Your objective
Copy out all the records exactly.

Available records
################

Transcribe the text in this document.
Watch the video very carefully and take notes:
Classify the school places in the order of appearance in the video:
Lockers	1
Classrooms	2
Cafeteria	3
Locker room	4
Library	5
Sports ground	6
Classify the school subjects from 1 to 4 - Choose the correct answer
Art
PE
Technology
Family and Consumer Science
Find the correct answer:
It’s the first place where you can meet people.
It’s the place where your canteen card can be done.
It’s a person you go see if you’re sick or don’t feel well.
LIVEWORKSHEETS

################

Exercise answer
Transcribe the text in this document.
Watch the video very carefully and take notes:
Classify the school places in the order of appearance in the video:
Lockers	1
Classrooms	2
Cafeteria	3
Locker room	4
Library	5
Sports ground	6
Classify the school subjects from 1 to 4 - Choose the correct answer
Art
PE
Technology
Family and Consumer Science
Find the correct answer:
It’s the first place where you can meet people.
It’s the place where your canteen card can be done.
It’s a person you go see if you’re sick or don’t feel well.
LIVEWORKSHEETS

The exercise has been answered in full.